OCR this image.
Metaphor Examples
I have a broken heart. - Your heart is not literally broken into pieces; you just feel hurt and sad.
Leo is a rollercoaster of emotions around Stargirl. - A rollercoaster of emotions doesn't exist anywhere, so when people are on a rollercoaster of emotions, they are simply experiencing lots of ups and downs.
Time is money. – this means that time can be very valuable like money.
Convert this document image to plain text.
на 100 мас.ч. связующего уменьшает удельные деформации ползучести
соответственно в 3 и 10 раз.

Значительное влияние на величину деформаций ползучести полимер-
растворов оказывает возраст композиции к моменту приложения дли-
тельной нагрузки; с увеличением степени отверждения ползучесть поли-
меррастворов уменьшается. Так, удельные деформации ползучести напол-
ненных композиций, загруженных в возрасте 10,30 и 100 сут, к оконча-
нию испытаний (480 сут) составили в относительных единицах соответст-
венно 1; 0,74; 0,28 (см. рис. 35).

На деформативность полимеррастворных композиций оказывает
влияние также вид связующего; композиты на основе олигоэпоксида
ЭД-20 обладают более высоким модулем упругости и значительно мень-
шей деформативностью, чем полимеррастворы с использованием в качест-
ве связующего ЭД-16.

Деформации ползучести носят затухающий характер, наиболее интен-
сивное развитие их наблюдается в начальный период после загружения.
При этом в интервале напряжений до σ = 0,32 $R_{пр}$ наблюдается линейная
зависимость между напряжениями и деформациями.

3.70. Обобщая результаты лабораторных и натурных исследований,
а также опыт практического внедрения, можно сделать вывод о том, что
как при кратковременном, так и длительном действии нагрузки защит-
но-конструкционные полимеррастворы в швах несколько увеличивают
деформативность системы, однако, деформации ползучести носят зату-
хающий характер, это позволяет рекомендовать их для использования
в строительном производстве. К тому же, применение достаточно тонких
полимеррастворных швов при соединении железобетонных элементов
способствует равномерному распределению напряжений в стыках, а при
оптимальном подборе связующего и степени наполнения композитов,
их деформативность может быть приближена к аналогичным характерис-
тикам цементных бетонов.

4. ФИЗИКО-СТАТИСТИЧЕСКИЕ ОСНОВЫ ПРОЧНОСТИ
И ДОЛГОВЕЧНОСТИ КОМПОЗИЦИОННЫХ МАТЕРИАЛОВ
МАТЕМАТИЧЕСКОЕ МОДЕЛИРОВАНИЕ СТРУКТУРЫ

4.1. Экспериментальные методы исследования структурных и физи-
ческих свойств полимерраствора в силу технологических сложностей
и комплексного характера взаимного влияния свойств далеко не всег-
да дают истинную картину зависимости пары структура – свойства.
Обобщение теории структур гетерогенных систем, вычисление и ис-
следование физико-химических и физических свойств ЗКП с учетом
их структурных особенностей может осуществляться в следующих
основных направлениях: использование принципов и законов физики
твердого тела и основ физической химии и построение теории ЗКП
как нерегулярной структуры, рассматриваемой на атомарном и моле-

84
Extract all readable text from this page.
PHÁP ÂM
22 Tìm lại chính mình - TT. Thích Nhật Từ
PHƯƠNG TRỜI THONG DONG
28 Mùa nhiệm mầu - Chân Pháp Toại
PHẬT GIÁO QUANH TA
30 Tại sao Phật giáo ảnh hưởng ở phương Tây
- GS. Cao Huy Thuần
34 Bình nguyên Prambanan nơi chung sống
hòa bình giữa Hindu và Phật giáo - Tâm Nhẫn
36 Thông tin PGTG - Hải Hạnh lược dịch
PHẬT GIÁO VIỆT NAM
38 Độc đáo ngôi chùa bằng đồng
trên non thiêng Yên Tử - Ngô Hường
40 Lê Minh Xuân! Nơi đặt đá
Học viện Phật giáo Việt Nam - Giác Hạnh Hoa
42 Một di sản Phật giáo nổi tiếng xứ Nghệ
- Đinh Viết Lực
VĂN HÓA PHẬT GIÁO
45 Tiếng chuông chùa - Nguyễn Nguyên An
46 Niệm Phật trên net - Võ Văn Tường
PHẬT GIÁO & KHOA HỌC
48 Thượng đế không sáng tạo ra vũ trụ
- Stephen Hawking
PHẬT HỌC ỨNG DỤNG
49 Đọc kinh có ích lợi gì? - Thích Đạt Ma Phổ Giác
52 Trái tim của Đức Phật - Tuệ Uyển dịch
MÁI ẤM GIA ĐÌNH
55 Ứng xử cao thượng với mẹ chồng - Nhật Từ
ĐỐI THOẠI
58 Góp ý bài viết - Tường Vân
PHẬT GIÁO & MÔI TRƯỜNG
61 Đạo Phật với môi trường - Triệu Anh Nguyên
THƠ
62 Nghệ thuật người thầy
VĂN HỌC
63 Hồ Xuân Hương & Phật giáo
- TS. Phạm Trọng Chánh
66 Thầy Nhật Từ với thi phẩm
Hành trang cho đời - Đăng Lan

JOB >> Each line above is to be repeated exactly.

SOLVED PROBLEM >>
OCR this image.
Metaphor Examples
I have a broken heart. - Your heart is not literally broken into pieces; you just feel hurt and sad.
Leo is a rollercoaster of emotions around Stargirl. - A rollercoaster of emotions doesn't exist anywhere, so when people are on a rollercoaster of emotions, they are simply experiencing lots of ups and downs.
Time is money. – this means that time can be very valuable like money.
Convert this document image to plain text.
на 100 мас.ч. связующего уменьшает удельные деформации ползучести
соответственно в 3 и 10 раз.

Значительное влияние на величину деформаций ползучести полимер-
растворов оказывает возраст композиции к моменту приложения дли-
тельной нагрузки; с увеличением степени отверждения ползучесть поли-
меррастворов уменьшается. Так, удельные деформации ползучести напол-
ненных композиций, загруженных в возрасте 10,30 и 100 сут, к оконча-
нию испытаний (480 сут) составили в относительных единицах соответст-
венно 1; 0,74; 0,28 (см. рис. 35).

На деформативность полимеррастворных композиций оказывает
влияние также вид связующего; композиты на основе олигоэпоксида
ЭД-20 обладают более высоким модулем упругости и значительно мень-
шей деформативностью, чем полимеррастворы с использованием в качест-
ве связующего ЭД-16.

Деформации ползучести носят затухающий характер, наиболее интен-
сивное развитие их наблюдается в начальный период после загружения.
При этом в интервале напряжений до σ = 0,32 $R_{пр}$ наблюдается линейная
зависимость между напряжениями и деформациями.

3.70. Обобщая результаты лабораторных и натурных исследований,
а также опыт практического внедрения, можно сделать вывод о том, что
как при кратковременном, так и длительном действии нагрузки защит-
но-конструкционные полимеррастворы в швах несколько увеличивают
деформативность системы, однако, деформации ползучести носят зату-
хающий характер, это позволяет рекомендовать их для использования
в строительном производстве. К тому же, применение достаточно тонких
полимеррастворных швов при соединении железобетонных элементов
способствует равномерному распределению напряжений в стыках, а при
оптимальном подборе связующего и степени наполнения композитов,
их деформативность может быть приближена к аналогичным характерис-
тикам цементных бетонов.

4. ФИЗИКО-СТАТИСТИЧЕСКИЕ ОСНОВЫ ПРОЧНОСТИ
И ДОЛГОВЕЧНОСТИ КОМПОЗИЦИОННЫХ МАТЕРИАЛОВ
МАТЕМАТИЧЕСКОЕ МОДЕЛИРОВАНИЕ СТРУКТУРЫ

4.1. Экспериментальные методы исследования структурных и физи-
ческих свойств полимерраствора в силу технологических сложностей
и комплексного характера взаимного влияния свойств далеко не всег-
да дают истинную картину зависимости пары структура – свойства.
Обобщение теории структур гетерогенных систем, вычисление и ис-
следование физико-химических и физических свойств ЗКП с учетом
их структурных особенностей может осуществляться в следующих
основных направлениях: использование принципов и законов физики
твердого тела и основ физической химии и построение теории ЗКП
как нерегулярной структуры, рассматриваемой на атомарном и моле-

84
Extract all readable text from this page.
PHÁP ÂM
22 Tìm lại chính mình - TT. Thích Nhật Từ
PHƯƠNG TRỜI THONG DONG
28 Mùa nhiệm mầu - Chân Pháp Toại
PHẬT GIÁO QUANH TA
30 Tại sao Phật giáo ảnh hưởng ở phương Tây
- GS. Cao Huy Thuần
34 Bình nguyên Prambanan nơi chung sống
hòa bình giữa Hindu và Phật giáo - Tâm Nhẫn
36 Thông tin PGTG - Hải Hạnh lược dịch
PHẬT GIÁO VIỆT NAM
38 Độc đáo ngôi chùa bằng đồng
trên non thiêng Yên Tử - Ngô Hường
40 Lê Minh Xuân! Nơi đặt đá
Học viện Phật giáo Việt Nam - Giác Hạnh Hoa
42 Một di sản Phật giáo nổi tiếng xứ Nghệ
- Đinh Viết Lực
VĂN HÓA PHẬT GIÁO
45 Tiếng chuông chùa - Nguyễn Nguyên An
46 Niệm Phật trên net - Võ Văn Tường
PHẬT GIÁO & KHOA HỌC
48 Thượng đế không sáng tạo ra vũ trụ
- Stephen Hawking
PHẬT HỌC ỨNG DỤNG
49 Đọc kinh có ích lợi gì? - Thích Đạt Ma Phổ Giác
52 Trái tim của Đức Phật - Tuệ Uyển dịch
MÁI ẤM GIA ĐÌNH
55 Ứng xử cao thượng với mẹ chồng - Nhật Từ
ĐỐI THOẠI
58 Góp ý bài viết - Tường Vân
PHẬT GIÁO & MÔI TRƯỜNG
61 Đạo Phật với môi trường - Triệu Anh Nguyên
THƠ
62 Nghệ thuật người thầy
VĂN HỌC
63 Hồ Xuân Hương & Phật giáo
- TS. Phạm Trọng Chánh
66 Thầy Nhật Từ với thi phẩm
Hành trang cho đời - Đăng Lan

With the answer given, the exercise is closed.